QUOTED PASSAGE »
O’Donnell Severance Agreement

 

On March 17, 2024, Kevin O’Donnell resigned as Executive Chairman and Interim Chief Executive Officer of the Company, effective immediately. Mr. O’Donnell’s resignation was not the result of any disagreement regarding any matter relating to the Company’s operations, policies, or practices.

 

In connection with Mr. O’Donnell’s resignation from these positions, on March 17, 2024, the Company and Kevin O’Donnell entered into a General Release and Severance Agreement (the “O’Donnell Severance Agreement”), effective as of March 17, 2024 (the “O’Donnell Effective Date”). The O’Donnell Severance Agreement terminated of the amended and restated employment agreement, by and between the Company and Mr. O’Donnell, effective as of October 21, 2022 (the “O’Donnell Employment Agreement”). Pursuant to the O’Donnell Severance Agreement, as of the O’Donnell Effective Date, the O’Donnell Employment Agreement shall terminate forever, and no party shall have any further obligation or liability thereunder except as related to any obligations that survive employment termination, including but not limited to the obligations set forth under the Employee Confidential Disclosure, Invention Assignment, Non-Competition, Non-Solicitation and Non-Interference Agreement, attached to the O’Donnell Employment Agreement.

 

Pursuant to the O’Donnell Severance Agreement, the Company will provide Mr. O’Donnell with (i) back pay wages through the Separation Date in the amount of $138,000, less all lawful and authorized withholdings and deductions, to be paid as soon as practicable following the O’Donnell Effective Date and (ii) severance equal to 24 months of Mr. O’Donnell’s base salary, less all lawful and authorized withholdings and deductions, under the O’Donnell Employment Agreement. Pursuant to the O’Donnell Severance Agreement, the Company shall also provide Mr. O’Donnell with (i) reimbursement of the premiums associated with the continuation of Mr. O’Donnell’s health insurance for the period commencing on the Separation Date through and including September 27, 2024, pursuant to applicable law, (ii) reimbursement of expenses in accordance with the Company’s expense reimbursement policy, and (iii) the full vesting of any earned, outstanding and unvested shares of Common Stock subject to the Plan (as define below). The O’Donnell Severance Agreement also provides for a mutual waiver and release of any claims in connection with Mr. O’Donnell’s employment, separation and departure from the Company, and for certain customary covenants regarding confidentiality.

 

 

 

 

The foregoing description of the O’Donnell Severance Agreement contained in this Item 5.02 does not purport to be a complete description of the terms and provisions therein and is qualified in its entirety by reference to the full text of the O’Donnell Severance Agreement, a copy of which is attached hereto as Exhibit 10.6 and incorporated herein by reference herein.

TASKS AND EXERCISES »
(A) In the passage on Kevin O’Donnell's severance, what amount of back pay will the Company provide him through the Separation Date?
(B) Continue the passage on Kevin O’Donnell's severance from its last sentence.
The items after this sentence have no connection to the passage on Kevin O’Donnell's severance.

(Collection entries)
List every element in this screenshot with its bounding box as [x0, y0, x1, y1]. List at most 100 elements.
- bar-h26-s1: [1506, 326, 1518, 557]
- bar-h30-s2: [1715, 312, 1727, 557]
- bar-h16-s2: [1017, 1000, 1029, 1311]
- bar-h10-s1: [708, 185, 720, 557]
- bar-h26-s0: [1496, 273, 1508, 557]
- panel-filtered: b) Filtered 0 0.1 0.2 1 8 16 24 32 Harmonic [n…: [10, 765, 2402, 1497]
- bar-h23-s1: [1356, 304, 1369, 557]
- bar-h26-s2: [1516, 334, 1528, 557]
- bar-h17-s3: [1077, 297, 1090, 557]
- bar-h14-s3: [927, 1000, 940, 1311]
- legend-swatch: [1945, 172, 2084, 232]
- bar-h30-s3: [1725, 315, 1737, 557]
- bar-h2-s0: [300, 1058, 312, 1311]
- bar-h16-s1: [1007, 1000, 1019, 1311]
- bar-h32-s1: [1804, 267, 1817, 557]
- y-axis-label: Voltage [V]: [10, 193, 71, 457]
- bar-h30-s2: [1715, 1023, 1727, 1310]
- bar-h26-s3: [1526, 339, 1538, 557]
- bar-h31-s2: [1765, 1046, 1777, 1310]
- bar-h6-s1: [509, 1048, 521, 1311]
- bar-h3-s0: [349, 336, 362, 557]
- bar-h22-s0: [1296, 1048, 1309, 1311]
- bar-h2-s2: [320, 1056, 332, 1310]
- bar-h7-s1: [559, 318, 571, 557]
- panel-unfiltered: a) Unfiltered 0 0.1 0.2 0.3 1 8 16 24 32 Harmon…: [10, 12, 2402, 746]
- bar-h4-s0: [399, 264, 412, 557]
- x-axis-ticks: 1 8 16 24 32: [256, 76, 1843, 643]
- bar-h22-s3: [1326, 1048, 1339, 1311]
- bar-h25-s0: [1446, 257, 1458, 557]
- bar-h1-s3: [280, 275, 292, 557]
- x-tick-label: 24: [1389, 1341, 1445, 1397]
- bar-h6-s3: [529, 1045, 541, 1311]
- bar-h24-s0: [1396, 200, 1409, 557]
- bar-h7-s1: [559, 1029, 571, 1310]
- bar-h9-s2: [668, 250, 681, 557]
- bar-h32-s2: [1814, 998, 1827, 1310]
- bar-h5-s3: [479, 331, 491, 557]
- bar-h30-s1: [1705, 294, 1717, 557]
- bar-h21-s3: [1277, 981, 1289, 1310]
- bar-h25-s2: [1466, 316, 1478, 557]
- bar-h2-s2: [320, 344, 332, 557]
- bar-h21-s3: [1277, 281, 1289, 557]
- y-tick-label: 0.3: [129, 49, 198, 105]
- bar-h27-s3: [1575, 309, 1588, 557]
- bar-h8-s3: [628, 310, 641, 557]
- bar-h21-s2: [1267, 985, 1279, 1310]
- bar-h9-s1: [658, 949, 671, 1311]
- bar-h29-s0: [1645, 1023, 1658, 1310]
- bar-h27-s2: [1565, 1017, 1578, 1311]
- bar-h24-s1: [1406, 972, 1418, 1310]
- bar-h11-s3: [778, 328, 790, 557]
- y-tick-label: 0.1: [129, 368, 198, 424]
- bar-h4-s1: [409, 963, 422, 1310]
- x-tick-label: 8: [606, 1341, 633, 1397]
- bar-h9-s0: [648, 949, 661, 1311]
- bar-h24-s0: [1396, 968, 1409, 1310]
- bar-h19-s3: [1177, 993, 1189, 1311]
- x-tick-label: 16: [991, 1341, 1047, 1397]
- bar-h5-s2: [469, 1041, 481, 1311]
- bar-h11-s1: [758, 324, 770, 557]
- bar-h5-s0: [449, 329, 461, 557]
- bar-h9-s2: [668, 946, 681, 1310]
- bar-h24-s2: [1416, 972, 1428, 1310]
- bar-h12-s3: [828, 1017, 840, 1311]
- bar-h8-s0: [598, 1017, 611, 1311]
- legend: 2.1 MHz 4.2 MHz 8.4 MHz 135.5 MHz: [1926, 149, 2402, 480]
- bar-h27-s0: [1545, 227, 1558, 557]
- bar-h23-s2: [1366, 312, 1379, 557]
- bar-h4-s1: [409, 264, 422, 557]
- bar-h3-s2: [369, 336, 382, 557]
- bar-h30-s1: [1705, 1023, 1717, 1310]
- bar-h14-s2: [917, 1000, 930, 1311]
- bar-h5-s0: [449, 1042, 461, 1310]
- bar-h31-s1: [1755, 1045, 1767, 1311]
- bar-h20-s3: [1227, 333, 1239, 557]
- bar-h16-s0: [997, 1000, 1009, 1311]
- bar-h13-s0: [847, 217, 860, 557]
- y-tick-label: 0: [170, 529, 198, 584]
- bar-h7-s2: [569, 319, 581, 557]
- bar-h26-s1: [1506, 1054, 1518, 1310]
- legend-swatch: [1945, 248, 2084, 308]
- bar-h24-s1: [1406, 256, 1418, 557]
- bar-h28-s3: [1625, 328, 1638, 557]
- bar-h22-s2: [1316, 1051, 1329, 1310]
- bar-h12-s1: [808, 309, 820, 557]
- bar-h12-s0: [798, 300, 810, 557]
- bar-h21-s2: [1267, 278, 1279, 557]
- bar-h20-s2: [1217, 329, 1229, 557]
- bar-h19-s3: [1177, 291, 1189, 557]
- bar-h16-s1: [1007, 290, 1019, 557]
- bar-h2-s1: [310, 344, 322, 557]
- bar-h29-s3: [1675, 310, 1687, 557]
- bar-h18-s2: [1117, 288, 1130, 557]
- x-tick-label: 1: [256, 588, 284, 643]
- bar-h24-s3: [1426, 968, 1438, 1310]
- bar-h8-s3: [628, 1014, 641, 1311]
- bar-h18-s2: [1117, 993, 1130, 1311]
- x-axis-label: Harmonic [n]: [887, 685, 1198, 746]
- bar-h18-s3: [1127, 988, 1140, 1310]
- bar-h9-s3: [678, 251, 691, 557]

WRITTEN ANSWERS »
(A) $138,000, less all lawful and authorized withholdings and deductions.

(B)
 

Appointment of Executive Chairman and Chief Executive Officer

 

In connection with Mr. O’Donnell’s resignation from his positions as Executive Chairman and Interim Chief Executive Officer, on March 17, 2024, the Board appointed Paul Vassilakos as Executive Chairman and Chief Executive Officer of the Company, effective immediately, to serve until a successor is chosen and qualified, or until his earlier resignation or removal.

 

Mr. Vassilakos, age 47, has served as a director of Adamas One Corp. (NASDAQ) since October 2021. Mr. Vassilakos co-founded, and since July 2020 has been a partner of Forever 8 Fund, LLC, a subsidiary of Eightco Holdings Inc., a consumer products inventory capital provider. Since 2013 Mr. Vassilakos has served and held various Board, CEO and CFO positions on several publicly listed companies. In July 2007, Mr. Vassilakos founded Petrina Advisors, Inc., a privately held advisory firm formed to provide investment banking services for public and privately held companies, and has served as its President since its formation. Mr. Vassilakos also founded and has served as the President of Petrina Properties Ltd., a privately held real estate holding company, since December 2006. Earlier in his career, Mr. Vassilakos was engaged as a consultant to assist several SPACs with business combinations. Mr. Vassilakos started his career an Analyst at Salomon Smith Barney’s New York Investment Banking Division and later as an Associate within the Greek Coverage Group of Citigroup Inc.’s UK Investment Banking Division. While attending university, Mr. Vassilakos was a Registered Securities Representative at Paine Webber CSC - DJS Securities Ltd, during which time he provided securities brokerage services to private clients. Mr. Vassilakos holds a Bachelor of Science in finance from the Leonard N. Stern Undergraduate School of Business and was a licensed Registered Securities Representative (Series 7 and 63) from February 1996 to February 2002.

 

There is no family relationship between Mr. Vassilakos and any director or executive officer of the Company.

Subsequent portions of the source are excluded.